**TASK**
Provide nothing beyond the count of lines that include the string "name".

[Dataset listings of figures]
..............................
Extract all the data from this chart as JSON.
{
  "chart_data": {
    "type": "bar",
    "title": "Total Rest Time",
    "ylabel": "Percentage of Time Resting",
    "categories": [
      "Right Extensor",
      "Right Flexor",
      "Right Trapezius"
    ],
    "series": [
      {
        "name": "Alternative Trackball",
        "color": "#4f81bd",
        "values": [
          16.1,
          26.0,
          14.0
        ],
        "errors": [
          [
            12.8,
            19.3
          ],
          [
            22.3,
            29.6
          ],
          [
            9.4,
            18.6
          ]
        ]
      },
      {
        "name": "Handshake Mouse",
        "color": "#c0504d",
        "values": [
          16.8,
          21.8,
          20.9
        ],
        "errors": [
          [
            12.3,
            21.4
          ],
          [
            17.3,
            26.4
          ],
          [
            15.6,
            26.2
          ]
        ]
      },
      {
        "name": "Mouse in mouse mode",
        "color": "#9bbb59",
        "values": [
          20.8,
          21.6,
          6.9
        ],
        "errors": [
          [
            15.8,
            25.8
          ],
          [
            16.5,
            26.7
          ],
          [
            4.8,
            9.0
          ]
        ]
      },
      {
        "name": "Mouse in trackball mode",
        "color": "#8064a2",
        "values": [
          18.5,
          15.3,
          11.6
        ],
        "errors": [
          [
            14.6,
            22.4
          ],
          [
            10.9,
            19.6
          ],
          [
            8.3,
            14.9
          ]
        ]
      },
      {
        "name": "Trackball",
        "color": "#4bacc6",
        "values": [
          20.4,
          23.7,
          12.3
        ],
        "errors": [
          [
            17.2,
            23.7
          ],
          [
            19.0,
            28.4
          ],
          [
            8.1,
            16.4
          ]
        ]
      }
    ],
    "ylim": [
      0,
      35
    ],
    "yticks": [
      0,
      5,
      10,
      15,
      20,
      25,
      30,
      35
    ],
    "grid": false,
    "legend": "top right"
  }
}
..............................
**SOLUTION TO THIS TASK**
5